Exercise brief:
Every entry that follows should be repeated exactly; drop the images.

Provided data:

☆ ☆ ☆ ☆

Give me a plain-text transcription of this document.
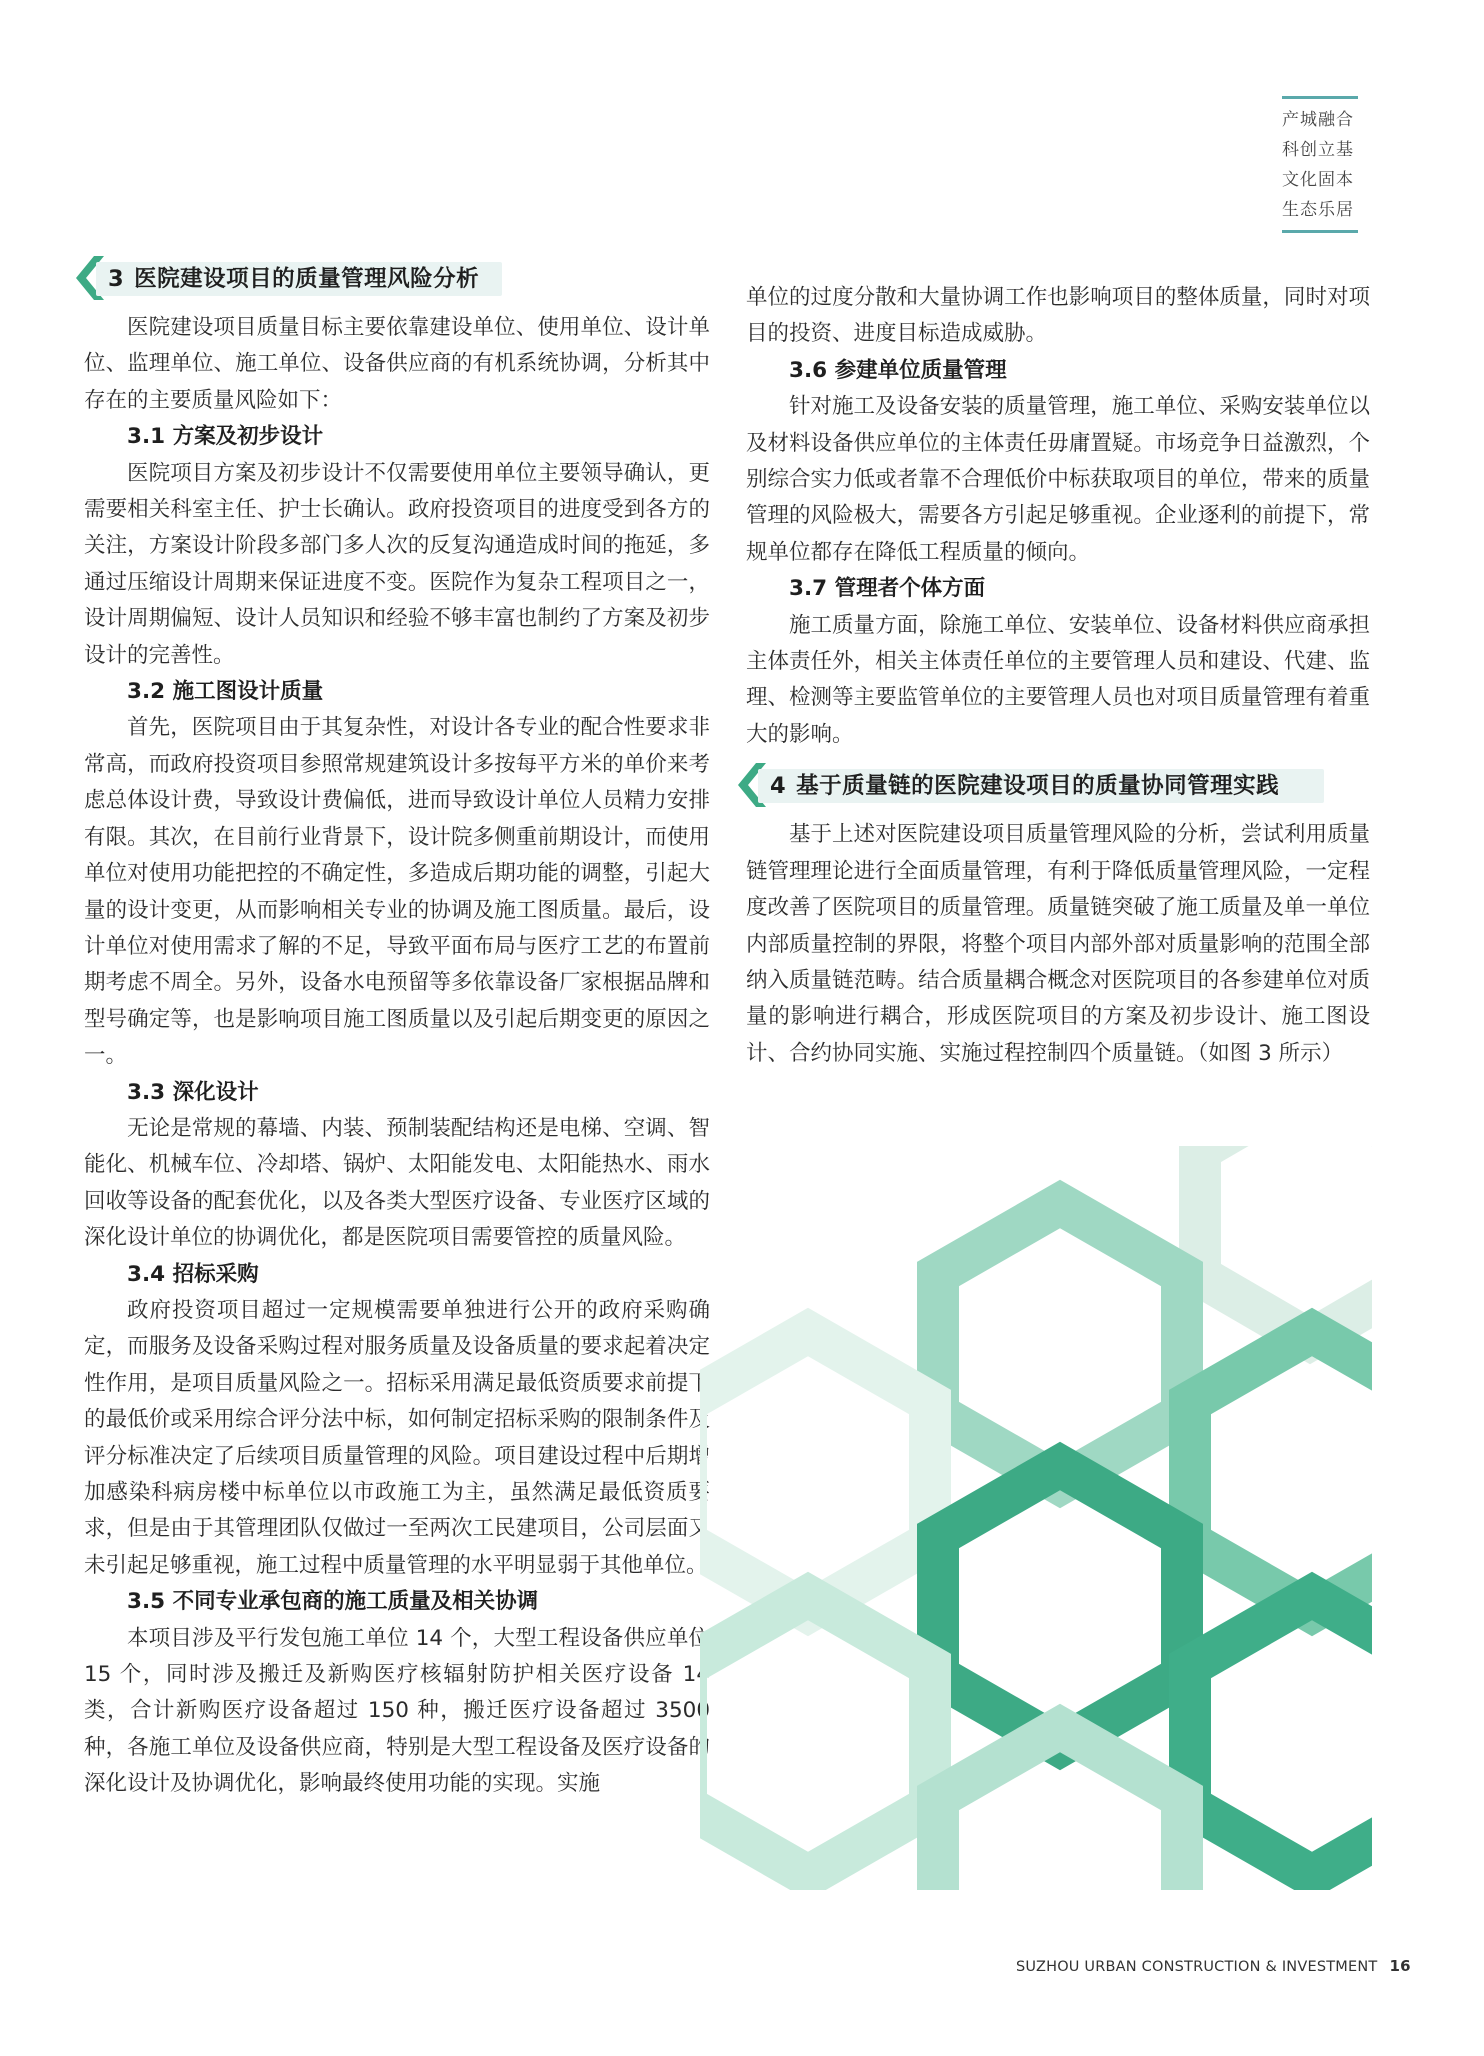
产城融合
科创立基
文化固本
生态乐居
3 医院建设项目的质量管理风险分析

医院建设项目质量目标主要依靠建设单位、使用单位、设计单位、监理单位、施工单位、设备供应商的有机系统协调，分析其中存在的主要质量风险如下：

3.1 方案及初步设计

医院项目方案及初步设计不仅需要使用单位主要领导确认，更需要相关科室主任、护士长确认。政府投资项目的进度受到各方的关注，方案设计阶段多部门多人次的反复沟通造成时间的拖延，多通过压缩设计周期来保证进度不变。医院作为复杂工程项目之一，设计周期偏短、设计人员知识和经验不够丰富也制约了方案及初步设计的完善性。

3.2 施工图设计质量

首先，医院项目由于其复杂性，对设计各专业的配合性要求非常高，而政府投资项目参照常规建筑设计多按每平方米的单价来考虑总体设计费，导致设计费偏低，进而导致设计单位人员精力安排有限。其次，在目前行业背景下，设计院多侧重前期设计，而使用单位对使用功能把控的不确定性，多造成后期功能的调整，引起大量的设计变更，从而影响相关专业的协调及施工图质量。最后，设计单位对使用需求了解的不足，导致平面布局与医疗工艺的布置前期考虑不周全。另外，设备水电预留等多依靠设备厂家根据品牌和型号确定等，也是影响项目施工图质量以及引起后期变更的原因之一。

3.3 深化设计

无论是常规的幕墙、内装、预制装配结构还是电梯、空调、智能化、机械车位、冷却塔、锅炉、太阳能发电、太阳能热水、雨水回收等设备的配套优化，以及各类大型医疗设备、专业医疗区域的深化设计单位的协调优化，都是医院项目需要管控的质量风险。

3.4 招标采购

政府投资项目超过一定规模需要单独进行公开的政府采购确定，而服务及设备采购过程对服务质量及设备质量的要求起着决定性作用，是项目质量风险之一。招标采用满足最低资质要求前提下的最低价或采用综合评分法中标，如何制定招标采购的限制条件及评分标准决定了后续项目质量管理的风险。项目建设过程中后期增加感染科病房楼中标单位以市政施工为主，虽然满足最低资质要求，但是由于其管理团队仅做过一至两次工民建项目，公司层面又未引起足够重视，施工过程中质量管理的水平明显弱于其他单位。

3.5 不同专业承包商的施工质量及相关协调

本项目涉及平行发包施工单位 14 个，大型工程设备供应单位 15 个，同时涉及搬迁及新购医疗核辐射防护相关医疗设备 14 类，合计新购医疗设备超过 150 种，搬迁医疗设备超过 3500 种，各施工单位及设备供应商，特别是大型工程设备及医疗设备的深化设计及协调优化，影响最终使用功能的实现。实施

单位的过度分散和大量协调工作也影响项目的整体质量，同时对项目的投资、进度目标造成威胁。

3.6 参建单位质量管理

针对施工及设备安装的质量管理，施工单位、采购安装单位以及材料设备供应单位的主体责任毋庸置疑。市场竞争日益激烈，个别综合实力低或者靠不合理低价中标获取项目的单位，带来的质量管理的风险极大，需要各方引起足够重视。企业逐利的前提下，常规单位都存在降低工程质量的倾向。

3.7 管理者个体方面

施工质量方面，除施工单位、安装单位、设备材料供应商承担主体责任外，相关主体责任单位的主要管理人员和建设、代建、监理、检测等主要监管单位的主要管理人员也对项目质量管理有着重大的影响。

4 基于质量链的医院建设项目的质量协同管理实践

基于上述对医院建设项目质量管理风险的分析，尝试利用质量链管理理论进行全面质量管理，有利于降低质量管理风险，一定程度改善了医院项目的质量管理。质量链突破了施工质量及单一单位内部质量控制的界限，将整个项目内部外部对质量影响的范围全部纳入质量链范畴。结合质量耦合概念对医院项目的各参建单位对质量的影响进行耦合，形成医院项目的方案及初步设计、施工图设计、合约协同实施、实施过程控制四个质量链。（如图 3 所示）

SUZHOU URBAN CONSTRUCTION & INVESTMENT 16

☆ ☆ ☆ ☆

Solution to this task:
Give me a plain-text transcription of this document.
产城融合
科创立基
文化固本
生态乐居
3 医院建设项目的质量管理风险分析

医院建设项目质量目标主要依靠建设单位、使用单位、设计单位、监理单位、施工单位、设备供应商的有机系统协调，分析其中存在的主要质量风险如下：

3.1 方案及初步设计

医院项目方案及初步设计不仅需要使用单位主要领导确认，更需要相关科室主任、护士长确认。政府投资项目的进度受到各方的关注，方案设计阶段多部门多人次的反复沟通造成时间的拖延，多通过压缩设计周期来保证进度不变。医院作为复杂工程项目之一，设计周期偏短、设计人员知识和经验不够丰富也制约了方案及初步设计的完善性。

3.2 施工图设计质量

首先，医院项目由于其复杂性，对设计各专业的配合性要求非常高，而政府投资项目参照常规建筑设计多按每平方米的单价来考虑总体设计费，导致设计费偏低，进而导致设计单位人员精力安排有限。其次，在目前行业背景下，设计院多侧重前期设计，而使用单位对使用功能把控的不确定性，多造成后期功能的调整，引起大量的设计变更，从而影响相关专业的协调及施工图质量。最后，设计单位对使用需求了解的不足，导致平面布局与医疗工艺的布置前期考虑不周全。另外，设备水电预留等多依靠设备厂家根据品牌和型号确定等，也是影响项目施工图质量以及引起后期变更的原因之一。

3.3 深化设计

无论是常规的幕墙、内装、预制装配结构还是电梯、空调、智能化、机械车位、冷却塔、锅炉、太阳能发电、太阳能热水、雨水回收等设备的配套优化，以及各类大型医疗设备、专业医疗区域的深化设计单位的协调优化，都是医院项目需要管控的质量风险。

3.4 招标采购

政府投资项目超过一定规模需要单独进行公开的政府采购确定，而服务及设备采购过程对服务质量及设备质量的要求起着决定性作用，是项目质量风险之一。招标采用满足最低资质要求前提下的最低价或采用综合评分法中标，如何制定招标采购的限制条件及评分标准决定了后续项目质量管理的风险。项目建设过程中后期增加感染科病房楼中标单位以市政施工为主，虽然满足最低资质要求，但是由于其管理团队仅做过一至两次工民建项目，公司层面又未引起足够重视，施工过程中质量管理的水平明显弱于其他单位。

3.5 不同专业承包商的施工质量及相关协调

本项目涉及平行发包施工单位 14 个，大型工程设备供应单位 15 个，同时涉及搬迁及新购医疗核辐射防护相关医疗设备 14 类，合计新购医疗设备超过 150 种，搬迁医疗设备超过 3500 种，各施工单位及设备供应商，特别是大型工程设备及医疗设备的深化设计及协调优化，影响最终使用功能的实现。实施

单位的过度分散和大量协调工作也影响项目的整体质量，同时对项目的投资、进度目标造成威胁。

3.6 参建单位质量管理

针对施工及设备安装的质量管理，施工单位、采购安装单位以及材料设备供应单位的主体责任毋庸置疑。市场竞争日益激烈，个别综合实力低或者靠不合理低价中标获取项目的单位，带来的质量管理的风险极大，需要各方引起足够重视。企业逐利的前提下，常规单位都存在降低工程质量的倾向。

3.7 管理者个体方面

施工质量方面，除施工单位、安装单位、设备材料供应商承担主体责任外，相关主体责任单位的主要管理人员和建设、代建、监理、检测等主要监管单位的主要管理人员也对项目质量管理有着重大的影响。

4 基于质量链的医院建设项目的质量协同管理实践

基于上述对医院建设项目质量管理风险的分析，尝试利用质量链管理理论进行全面质量管理，有利于降低质量管理风险，一定程度改善了医院项目的质量管理。质量链突破了施工质量及单一单位内部质量控制的界限，将整个项目内部外部对质量影响的范围全部纳入质量链范畴。结合质量耦合概念对医院项目的各参建单位对质量的影响进行耦合，形成医院项目的方案及初步设计、施工图设计、合约协同实施、实施过程控制四个质量链。（如图 3 所示）

SUZHOU URBAN CONSTRUCTION & INVESTMENT 16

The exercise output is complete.